> DIRECTIVE
All lines featuring the string "улицъ" are to be listed.

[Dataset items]
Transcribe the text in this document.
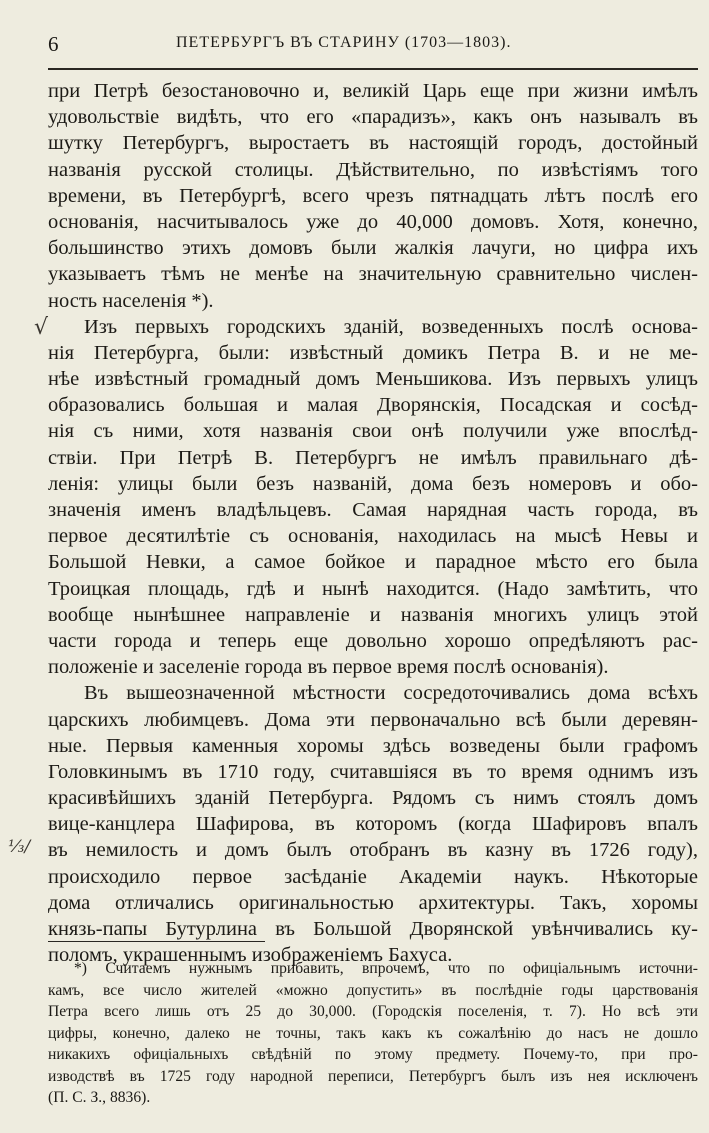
6	ПЕТЕРБУРГЪ ВЪ СТАРИНУ (1703—1803).
√
⅓/
при Петрѣ безостановочно и, великій Царь еще при жизни имѣлъ
удовольствіе видѣть, что его «парадизъ», какъ онъ называлъ въ
шутку Петербургъ, выростаетъ въ настоящій городъ, достойный
названія русской столицы. Дѣйствительно, по извѣстіямъ того
времени, въ Петербургѣ, всего чрезъ пятнадцать лѣтъ послѣ его
основанія, насчитывалось уже до 40,000 домовъ. Хотя, конечно,
большинство этихъ домовъ были жалкія лачуги, но цифра ихъ
указываетъ тѣмъ не менѣе на значительную сравнительно числен-
ность населенія *).
Изъ первыхъ городскихъ зданій, возведенныхъ послѣ основа-
нія Петербурга, были: извѣстный домикъ Петра В. и не ме-
нѣе извѣстный громадный домъ Меньшикова. Изъ первыхъ улицъ
образовались большая и малая Дворянскія, Посадская и сосѣд-
нія съ ними, хотя названія свои онѣ получили уже впослѣд-
ствіи. При Петрѣ В. Петербургъ не имѣлъ правильнаго дѣ-
ленія: улицы были безъ названій, дома безъ номеровъ и обо-
значенія именъ владѣльцевъ. Самая нарядная часть города, въ
первое десятилѣтіе съ основанія, находилась на мысѣ Невы и
Большой Невки, а самое бойкое и парадное мѣсто его была
Троицкая площадь, гдѣ и нынѣ находится. (Надо замѣтить, что
вообще нынѣшнее направленіе и названія многихъ улицъ этой
части города и теперь еще довольно хорошо опредѣляютъ рас-
положеніе и заселеніе города въ первое время послѣ основанія).
Въ вышеозначенной мѣстности сосредоточивались дома всѣхъ
царскихъ любимцевъ. Дома эти первоначально всѣ были деревян-
ные. Первыя каменныя хоромы здѣсь возведены были графомъ
Головкинымъ въ 1710 году, считавшіяся въ то время однимъ изъ
красивѣйшихъ зданій Петербурга. Рядомъ съ нимъ стоялъ домъ
вице-канцлера Шафирова, въ которомъ (когда Шафировъ впалъ
въ немилость и домъ былъ отобранъ въ казну въ 1726 году),
происходило первое засѣданіе Академіи наукъ. Нѣкоторые
дома отличались оригинальностью архитектуры. Такъ, хоромы
князь-папы Бутурлина въ Большой Дворянской увѣнчивались ку-
поломъ, украшеннымъ изображеніемъ Бахуса.
*) Считаемъ нужнымъ прибавить, впрочемъ, что по офиціальнымъ источни-
камъ, все число жителей «можно допустить» въ послѣдніе годы царствованія
Петра всего лишь отъ 25 до 30,000. (Городскія поселенія, т. 7). Но всѣ эти
цифры, конечно, далеко не точны, такъ какъ къ сожалѣнію до насъ не дошло
никакихъ офиціальныхъ свѣдѣній по этому предмету. Почему-то, при про-
изводствѣ въ 1725 году народной переписи, Петербургъ былъ изъ нея исключенъ
(П. С. З., 8836).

> SOLUTION BELOW
нѣе извѣстный громадный домъ Меньшикова. Изъ первыхъ улицъ
вообще нынѣшнее направленіе и названія многихъ улицъ этой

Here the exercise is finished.